[PASSAGE]:
━━━━

Ricochet is the best place on the internet to discuss the issues of the day, either through commenting on posts or writing your own for our active and dynamic community in a fully moderated environment. In addition, the Ricochet Audio Network offers over 50 original podcasts with new episodes released every day.
I joined Ricochet as part of a personal, spiritual project—-though a liberal, I had come to see political polarization as an obstacle to what I believe to be not only my calling but the highest human calling: love one another.
Jonathan Haidt’s book, The Righteous Mind, had convinced me that liberals have to talk to conservatives and conservatives have to converse with liberals, or the country as a whole will become stupider and uglier. This makes civil dialogue between liberals and conservatives (and everyone in between) into a serious patriotic duty. Indeed, since I am unlikely to be asked to defend my country by force of arms, engaging in such dialogue may be the sole contribution I can make to the great American experiment.
“Center-right” describes (loosely) a much wider range of orientations and opinions than I had dreamed possible before joining. Folks on Ricochet do not agree about everything (to put it mildly). I admire the intellectual diversity I’ve found here, and applaud my fellow members for their willingness to hang in there and keep talking even when passions are aroused and the debate is unlikely to be resolved to everyone’s (or anyone’s) entire satisfaction. I have learned a lot about good conversation—-not just in terms of more and better content, but technique and tenacity too—-from you.
Here is what I’m worried about:
In their 2015 Atlantic article “The Coddling of the American Mind,” Jonathan Haidt and Greg Lukianoff discussed the ways that American college students are being trained into habits of thinking that are strongly associated with mental illness, specifically depression and anxiety disorders.
One of these is “negative filtering,” and Lukianoff and Haidt (quoting Leahy, Holland and McGinn) described it as a habit of “focus[ing] almost exclusively on the negatives and seldom notic[ing] the positives.”

━━━━

[WORK ITEM A]:
List every person named in the post on political polarization.
[WORK ITEM B]:
Copy the part of the post on political polarization that opens with the words containing "Ricochet is the" and closes with "love one another.".
[WORK ITEM C]:
Write a continuation of the post on political polarization, picking up after its last sentence.
None of the rows are needed for this work.

[DATA SECTION]:
━━━━

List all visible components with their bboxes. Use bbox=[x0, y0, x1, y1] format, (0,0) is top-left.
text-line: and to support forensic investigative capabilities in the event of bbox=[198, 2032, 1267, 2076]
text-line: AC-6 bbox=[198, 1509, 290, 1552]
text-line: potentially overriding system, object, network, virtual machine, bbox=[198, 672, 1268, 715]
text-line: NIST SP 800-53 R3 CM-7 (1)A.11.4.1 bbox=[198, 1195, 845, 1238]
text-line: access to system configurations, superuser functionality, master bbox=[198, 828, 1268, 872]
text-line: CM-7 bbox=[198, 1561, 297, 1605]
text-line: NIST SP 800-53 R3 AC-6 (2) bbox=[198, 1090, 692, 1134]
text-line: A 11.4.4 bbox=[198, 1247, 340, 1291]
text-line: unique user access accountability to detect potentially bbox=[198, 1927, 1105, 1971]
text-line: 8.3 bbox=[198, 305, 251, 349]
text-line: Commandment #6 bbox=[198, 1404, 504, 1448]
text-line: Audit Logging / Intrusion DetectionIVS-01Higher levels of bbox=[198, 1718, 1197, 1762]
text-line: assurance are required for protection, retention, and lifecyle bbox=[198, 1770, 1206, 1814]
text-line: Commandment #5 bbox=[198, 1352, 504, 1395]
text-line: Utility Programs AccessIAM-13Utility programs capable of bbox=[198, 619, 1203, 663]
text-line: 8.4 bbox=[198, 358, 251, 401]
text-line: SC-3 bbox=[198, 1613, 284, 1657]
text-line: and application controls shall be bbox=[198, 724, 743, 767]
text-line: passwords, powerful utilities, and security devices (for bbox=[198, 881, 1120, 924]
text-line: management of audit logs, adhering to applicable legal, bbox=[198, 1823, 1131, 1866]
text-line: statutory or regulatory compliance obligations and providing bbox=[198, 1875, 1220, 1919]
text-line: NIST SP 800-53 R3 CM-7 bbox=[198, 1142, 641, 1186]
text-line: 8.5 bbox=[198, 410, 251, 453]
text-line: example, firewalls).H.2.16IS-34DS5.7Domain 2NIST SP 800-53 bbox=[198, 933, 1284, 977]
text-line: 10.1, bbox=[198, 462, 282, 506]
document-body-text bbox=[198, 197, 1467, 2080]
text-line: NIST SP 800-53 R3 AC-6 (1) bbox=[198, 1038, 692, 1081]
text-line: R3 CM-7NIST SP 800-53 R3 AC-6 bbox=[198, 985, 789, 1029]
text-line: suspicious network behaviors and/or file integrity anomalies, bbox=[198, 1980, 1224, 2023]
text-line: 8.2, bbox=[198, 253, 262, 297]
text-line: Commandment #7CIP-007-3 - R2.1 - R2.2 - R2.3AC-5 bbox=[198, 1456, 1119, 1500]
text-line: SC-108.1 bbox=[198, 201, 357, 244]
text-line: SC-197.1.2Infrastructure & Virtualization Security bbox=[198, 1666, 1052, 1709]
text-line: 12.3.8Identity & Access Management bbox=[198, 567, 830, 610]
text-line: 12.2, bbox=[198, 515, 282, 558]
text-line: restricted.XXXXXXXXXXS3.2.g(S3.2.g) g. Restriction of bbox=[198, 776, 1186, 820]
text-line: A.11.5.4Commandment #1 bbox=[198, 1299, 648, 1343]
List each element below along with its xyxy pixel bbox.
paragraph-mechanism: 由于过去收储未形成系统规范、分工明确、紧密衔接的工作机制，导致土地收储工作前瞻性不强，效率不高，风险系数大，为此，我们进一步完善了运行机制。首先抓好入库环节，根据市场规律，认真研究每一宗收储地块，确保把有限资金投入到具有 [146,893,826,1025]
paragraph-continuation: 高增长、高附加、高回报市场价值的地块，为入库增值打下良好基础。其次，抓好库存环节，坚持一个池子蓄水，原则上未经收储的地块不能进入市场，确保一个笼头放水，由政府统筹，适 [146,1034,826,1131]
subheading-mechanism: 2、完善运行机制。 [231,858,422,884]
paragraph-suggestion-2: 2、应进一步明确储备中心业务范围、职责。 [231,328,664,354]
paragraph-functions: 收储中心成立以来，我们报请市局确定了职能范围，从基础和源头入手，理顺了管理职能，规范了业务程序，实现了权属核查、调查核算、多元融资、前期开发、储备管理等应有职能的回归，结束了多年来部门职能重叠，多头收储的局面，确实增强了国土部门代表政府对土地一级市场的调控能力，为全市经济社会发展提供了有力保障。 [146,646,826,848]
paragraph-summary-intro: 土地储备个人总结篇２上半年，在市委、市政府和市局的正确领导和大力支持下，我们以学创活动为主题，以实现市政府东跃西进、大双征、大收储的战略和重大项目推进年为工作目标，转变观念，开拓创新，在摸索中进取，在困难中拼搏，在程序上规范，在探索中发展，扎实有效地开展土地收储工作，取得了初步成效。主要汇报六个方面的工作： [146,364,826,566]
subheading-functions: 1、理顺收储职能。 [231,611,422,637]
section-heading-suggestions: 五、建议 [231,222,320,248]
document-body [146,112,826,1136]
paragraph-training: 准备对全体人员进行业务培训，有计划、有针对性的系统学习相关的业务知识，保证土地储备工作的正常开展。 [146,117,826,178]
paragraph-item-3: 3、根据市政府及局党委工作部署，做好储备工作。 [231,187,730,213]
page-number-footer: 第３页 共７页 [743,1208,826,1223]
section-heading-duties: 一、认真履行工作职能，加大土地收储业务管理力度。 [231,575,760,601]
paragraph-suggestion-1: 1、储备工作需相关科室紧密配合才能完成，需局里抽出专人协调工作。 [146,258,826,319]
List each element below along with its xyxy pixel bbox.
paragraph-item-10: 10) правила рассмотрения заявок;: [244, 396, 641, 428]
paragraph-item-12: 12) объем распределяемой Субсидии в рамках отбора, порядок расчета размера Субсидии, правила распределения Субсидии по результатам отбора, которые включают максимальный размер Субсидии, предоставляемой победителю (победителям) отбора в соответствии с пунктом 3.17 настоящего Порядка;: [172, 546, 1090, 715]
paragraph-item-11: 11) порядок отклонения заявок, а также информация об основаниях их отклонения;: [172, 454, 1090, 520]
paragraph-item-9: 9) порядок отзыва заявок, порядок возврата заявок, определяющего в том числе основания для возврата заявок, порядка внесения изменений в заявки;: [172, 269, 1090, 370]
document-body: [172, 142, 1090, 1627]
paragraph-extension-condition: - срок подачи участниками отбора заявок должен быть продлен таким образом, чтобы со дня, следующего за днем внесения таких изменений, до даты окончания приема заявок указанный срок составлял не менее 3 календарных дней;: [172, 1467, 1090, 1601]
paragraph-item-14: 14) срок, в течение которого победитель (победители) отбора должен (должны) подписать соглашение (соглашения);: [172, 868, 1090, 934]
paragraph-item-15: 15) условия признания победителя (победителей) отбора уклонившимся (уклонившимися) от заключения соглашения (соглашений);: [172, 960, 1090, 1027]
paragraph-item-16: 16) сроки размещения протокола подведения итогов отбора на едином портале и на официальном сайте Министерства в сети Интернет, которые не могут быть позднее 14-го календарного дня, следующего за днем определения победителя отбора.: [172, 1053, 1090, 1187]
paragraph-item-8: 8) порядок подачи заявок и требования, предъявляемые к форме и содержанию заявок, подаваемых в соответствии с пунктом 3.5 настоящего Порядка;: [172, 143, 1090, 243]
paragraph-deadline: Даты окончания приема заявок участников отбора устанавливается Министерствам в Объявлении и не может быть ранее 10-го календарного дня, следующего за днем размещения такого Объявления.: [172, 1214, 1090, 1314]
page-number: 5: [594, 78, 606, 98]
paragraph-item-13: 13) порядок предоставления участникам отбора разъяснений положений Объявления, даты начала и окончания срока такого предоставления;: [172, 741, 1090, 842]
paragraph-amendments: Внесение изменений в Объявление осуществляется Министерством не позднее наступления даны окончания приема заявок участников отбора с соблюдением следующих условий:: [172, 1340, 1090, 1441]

━━━━

[EXPECTED ANSWER A]:
Jonathan Haidt, Greg Lukianoff, Leahy, Holland, McGinn

[EXPECTED ANSWER B]:
Ricochet is the best place on the internet to discuss the issues of the day, either through commenting on posts or writing your own for our active and dynamic community in a fully moderated environment. In addition, the Ricochet Audio Network offers over 50 original podcasts with new episodes released every day.
I joined Ricochet as part of a personal, spiritual project—-though a liberal, I had come to see political polarization as an obstacle to what I believe to be not only my calling but the highest human calling: love one another.

[EXPECTED ANSWER C]:
“When applied to campus life, mental filtering allows for simpleminded demonization,” said the authors.
When I became involved with Ricochet, I told my husband I felt like I’d gone back to college — challenged, stimulated and discomfited by turns, reading and writing about ideas I hadn’t thought about for years (or ever) while making new and interesting friends. Now I’m wondering if there is another similarity. Am I being trained into negative filtering?
Am I selectively noticing and angrily highlighting egregious nuggets of leftist cant in the president’s speeches, New York Times editorials, idle remarks of friends and relatives while ignoring the rational, reasonable parts? Persuaded that they are irrational and unreasonable, am I now avoiding conversations with left-leaning people the way I used to avoid conversations with conservatives?
“If students graduate believing that they can learn nothing from people they dislike or from those with whom they disagree, we will have done them a great intellectual disservice,” Haidt and Lukianoff write.
If I am simply becoming the right-leaning version of my left-leaning self, demonizing and disdaining the political Other, that may be an improvement in one sense — though fretful and depressed, I am more likely to be accurate in my facts and correct in my reasoning.
But how will this make me a more helpful, loving contributor to the American project?